• _What to produce_
For each line of the data below that holds "dotted", copy the line.

### Records to use ###

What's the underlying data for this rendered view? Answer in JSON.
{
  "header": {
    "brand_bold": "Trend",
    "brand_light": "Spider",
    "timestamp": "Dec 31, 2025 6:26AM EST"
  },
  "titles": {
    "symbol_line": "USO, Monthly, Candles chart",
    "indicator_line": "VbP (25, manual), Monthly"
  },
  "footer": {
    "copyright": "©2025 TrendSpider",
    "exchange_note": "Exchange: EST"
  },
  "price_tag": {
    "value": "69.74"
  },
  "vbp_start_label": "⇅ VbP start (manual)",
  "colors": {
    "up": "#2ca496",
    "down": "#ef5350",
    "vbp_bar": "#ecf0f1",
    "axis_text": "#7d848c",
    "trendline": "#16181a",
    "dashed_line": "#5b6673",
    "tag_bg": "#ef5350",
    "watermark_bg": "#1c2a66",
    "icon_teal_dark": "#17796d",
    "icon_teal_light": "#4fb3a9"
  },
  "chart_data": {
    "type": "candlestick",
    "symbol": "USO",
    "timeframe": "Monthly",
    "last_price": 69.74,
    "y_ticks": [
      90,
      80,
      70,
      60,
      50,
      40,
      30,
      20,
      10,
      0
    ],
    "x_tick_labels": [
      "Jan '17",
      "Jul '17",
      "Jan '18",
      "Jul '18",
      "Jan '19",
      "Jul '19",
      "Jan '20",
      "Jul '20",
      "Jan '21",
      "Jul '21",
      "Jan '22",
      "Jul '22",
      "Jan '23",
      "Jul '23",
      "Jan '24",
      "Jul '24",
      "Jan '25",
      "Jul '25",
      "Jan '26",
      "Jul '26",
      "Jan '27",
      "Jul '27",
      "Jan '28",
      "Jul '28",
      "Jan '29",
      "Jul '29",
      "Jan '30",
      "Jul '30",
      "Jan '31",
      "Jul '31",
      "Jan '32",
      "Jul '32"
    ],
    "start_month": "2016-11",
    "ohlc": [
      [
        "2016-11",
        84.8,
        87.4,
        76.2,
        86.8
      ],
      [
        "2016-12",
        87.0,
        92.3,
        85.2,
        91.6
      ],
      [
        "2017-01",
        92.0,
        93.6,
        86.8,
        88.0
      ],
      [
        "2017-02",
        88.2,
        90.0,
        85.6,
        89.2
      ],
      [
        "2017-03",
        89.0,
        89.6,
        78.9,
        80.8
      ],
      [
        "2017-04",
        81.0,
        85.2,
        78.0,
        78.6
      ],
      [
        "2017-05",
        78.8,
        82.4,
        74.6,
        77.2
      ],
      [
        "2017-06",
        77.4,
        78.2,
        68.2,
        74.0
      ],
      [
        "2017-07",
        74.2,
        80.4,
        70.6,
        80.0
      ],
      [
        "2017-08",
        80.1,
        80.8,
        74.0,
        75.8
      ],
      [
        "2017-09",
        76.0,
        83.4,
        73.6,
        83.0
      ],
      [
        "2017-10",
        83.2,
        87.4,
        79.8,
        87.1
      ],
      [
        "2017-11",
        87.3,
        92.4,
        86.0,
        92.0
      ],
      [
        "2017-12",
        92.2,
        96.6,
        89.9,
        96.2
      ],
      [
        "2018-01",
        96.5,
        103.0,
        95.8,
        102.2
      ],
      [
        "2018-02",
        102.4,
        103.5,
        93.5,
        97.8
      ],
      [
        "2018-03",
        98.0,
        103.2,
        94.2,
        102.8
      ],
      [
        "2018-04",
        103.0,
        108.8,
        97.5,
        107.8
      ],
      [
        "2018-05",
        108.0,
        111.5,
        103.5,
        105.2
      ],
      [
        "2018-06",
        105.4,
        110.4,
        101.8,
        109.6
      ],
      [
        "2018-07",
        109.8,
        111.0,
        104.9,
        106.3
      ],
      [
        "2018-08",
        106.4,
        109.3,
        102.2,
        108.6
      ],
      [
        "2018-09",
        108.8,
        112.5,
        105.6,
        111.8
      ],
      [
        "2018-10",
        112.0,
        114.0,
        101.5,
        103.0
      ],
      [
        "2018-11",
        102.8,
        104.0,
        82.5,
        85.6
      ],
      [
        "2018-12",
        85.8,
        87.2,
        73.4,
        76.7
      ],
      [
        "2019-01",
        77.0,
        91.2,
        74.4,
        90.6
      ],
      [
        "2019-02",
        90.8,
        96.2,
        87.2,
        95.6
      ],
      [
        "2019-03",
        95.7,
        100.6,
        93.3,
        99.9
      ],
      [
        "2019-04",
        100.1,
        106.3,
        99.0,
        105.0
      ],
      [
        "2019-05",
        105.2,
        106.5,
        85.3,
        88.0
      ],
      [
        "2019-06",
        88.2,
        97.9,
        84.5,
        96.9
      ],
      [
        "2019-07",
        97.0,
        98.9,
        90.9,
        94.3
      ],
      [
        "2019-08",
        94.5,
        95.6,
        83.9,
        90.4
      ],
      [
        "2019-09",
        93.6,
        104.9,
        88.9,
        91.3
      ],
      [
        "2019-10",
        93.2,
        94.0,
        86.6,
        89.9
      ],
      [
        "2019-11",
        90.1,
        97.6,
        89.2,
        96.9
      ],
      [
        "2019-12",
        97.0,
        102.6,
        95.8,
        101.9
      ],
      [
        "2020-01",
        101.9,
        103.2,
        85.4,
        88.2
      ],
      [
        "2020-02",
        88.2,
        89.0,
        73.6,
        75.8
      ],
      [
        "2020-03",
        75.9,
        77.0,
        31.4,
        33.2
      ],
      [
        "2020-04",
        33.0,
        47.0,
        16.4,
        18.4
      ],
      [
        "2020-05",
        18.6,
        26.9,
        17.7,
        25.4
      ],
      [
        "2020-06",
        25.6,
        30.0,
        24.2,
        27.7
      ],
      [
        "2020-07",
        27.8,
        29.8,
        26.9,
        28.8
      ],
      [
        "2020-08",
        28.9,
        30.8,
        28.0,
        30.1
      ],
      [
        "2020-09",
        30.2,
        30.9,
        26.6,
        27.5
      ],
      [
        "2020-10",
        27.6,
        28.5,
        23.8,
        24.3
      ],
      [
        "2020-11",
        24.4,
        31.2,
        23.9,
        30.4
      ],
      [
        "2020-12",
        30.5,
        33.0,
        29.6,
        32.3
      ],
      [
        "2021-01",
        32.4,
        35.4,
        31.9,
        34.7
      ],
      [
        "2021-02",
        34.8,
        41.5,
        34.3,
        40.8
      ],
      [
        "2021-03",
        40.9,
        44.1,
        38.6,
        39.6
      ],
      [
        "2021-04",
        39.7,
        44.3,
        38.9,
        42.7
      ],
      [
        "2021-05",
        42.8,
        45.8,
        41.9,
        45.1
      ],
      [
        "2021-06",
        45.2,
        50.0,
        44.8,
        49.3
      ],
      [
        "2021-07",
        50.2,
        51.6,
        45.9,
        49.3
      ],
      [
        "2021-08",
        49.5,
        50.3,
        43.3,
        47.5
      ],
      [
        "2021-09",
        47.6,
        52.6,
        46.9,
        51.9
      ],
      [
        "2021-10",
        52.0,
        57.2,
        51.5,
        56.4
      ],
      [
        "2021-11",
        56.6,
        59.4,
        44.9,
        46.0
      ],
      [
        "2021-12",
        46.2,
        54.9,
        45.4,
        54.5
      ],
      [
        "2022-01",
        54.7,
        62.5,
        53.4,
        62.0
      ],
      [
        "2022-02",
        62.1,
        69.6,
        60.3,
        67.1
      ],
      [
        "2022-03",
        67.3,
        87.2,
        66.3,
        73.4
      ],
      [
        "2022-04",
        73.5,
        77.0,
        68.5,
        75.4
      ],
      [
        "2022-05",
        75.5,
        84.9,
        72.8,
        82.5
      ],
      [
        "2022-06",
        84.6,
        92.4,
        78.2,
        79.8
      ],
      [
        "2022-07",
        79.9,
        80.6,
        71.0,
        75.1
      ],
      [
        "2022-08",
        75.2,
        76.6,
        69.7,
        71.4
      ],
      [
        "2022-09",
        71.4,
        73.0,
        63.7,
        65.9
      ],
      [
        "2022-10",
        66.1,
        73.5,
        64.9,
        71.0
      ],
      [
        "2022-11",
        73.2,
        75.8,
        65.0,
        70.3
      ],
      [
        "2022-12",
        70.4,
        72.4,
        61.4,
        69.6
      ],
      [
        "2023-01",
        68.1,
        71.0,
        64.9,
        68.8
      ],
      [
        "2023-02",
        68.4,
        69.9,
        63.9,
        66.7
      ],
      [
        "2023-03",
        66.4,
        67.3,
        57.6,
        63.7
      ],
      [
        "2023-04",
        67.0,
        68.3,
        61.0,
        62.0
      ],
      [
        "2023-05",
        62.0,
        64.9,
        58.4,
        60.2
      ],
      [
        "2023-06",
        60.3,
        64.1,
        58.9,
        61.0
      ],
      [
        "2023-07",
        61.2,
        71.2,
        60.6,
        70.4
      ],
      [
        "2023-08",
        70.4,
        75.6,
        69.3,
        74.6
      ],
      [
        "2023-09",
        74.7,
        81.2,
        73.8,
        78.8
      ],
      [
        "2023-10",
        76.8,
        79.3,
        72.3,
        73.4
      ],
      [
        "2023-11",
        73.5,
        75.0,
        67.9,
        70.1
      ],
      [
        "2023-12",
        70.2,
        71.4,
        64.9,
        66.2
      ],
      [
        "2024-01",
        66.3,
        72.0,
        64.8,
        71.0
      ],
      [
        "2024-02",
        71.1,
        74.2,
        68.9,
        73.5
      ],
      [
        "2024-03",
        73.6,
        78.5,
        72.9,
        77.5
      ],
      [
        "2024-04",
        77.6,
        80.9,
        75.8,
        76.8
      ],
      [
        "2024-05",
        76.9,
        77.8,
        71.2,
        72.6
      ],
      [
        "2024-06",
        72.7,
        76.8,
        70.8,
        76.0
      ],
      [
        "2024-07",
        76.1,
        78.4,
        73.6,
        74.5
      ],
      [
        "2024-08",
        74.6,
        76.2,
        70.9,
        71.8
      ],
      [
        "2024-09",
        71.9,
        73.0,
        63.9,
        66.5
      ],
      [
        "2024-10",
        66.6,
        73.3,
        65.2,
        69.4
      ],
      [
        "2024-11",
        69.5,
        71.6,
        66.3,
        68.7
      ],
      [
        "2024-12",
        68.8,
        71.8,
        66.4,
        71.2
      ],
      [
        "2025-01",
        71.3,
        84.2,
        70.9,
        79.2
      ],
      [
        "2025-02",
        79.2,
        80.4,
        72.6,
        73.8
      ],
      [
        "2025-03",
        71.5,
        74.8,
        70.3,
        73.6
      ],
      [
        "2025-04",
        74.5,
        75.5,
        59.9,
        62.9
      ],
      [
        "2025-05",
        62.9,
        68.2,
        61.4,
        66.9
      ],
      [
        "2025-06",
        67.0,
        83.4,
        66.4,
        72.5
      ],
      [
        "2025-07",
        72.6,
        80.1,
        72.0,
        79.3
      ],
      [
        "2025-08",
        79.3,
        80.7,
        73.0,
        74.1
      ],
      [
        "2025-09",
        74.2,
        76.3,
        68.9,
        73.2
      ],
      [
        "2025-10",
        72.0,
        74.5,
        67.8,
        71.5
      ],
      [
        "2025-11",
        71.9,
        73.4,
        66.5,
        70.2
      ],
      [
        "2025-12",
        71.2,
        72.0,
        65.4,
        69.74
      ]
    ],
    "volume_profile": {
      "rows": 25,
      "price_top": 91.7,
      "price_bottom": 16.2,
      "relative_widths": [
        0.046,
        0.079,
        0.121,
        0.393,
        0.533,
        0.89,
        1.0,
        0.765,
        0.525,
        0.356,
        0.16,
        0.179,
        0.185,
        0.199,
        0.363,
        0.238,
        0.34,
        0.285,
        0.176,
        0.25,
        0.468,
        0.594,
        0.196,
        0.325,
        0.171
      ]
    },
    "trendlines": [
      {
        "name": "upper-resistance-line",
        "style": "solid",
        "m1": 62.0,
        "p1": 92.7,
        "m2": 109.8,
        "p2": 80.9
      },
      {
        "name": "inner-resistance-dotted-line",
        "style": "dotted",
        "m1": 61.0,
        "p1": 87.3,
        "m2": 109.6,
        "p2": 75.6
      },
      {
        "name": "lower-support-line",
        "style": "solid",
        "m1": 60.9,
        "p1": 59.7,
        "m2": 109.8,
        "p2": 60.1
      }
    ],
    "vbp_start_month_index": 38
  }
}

###

• _Response_
        "name": "inner-resistance-dotted-line",
        "style": "dotted",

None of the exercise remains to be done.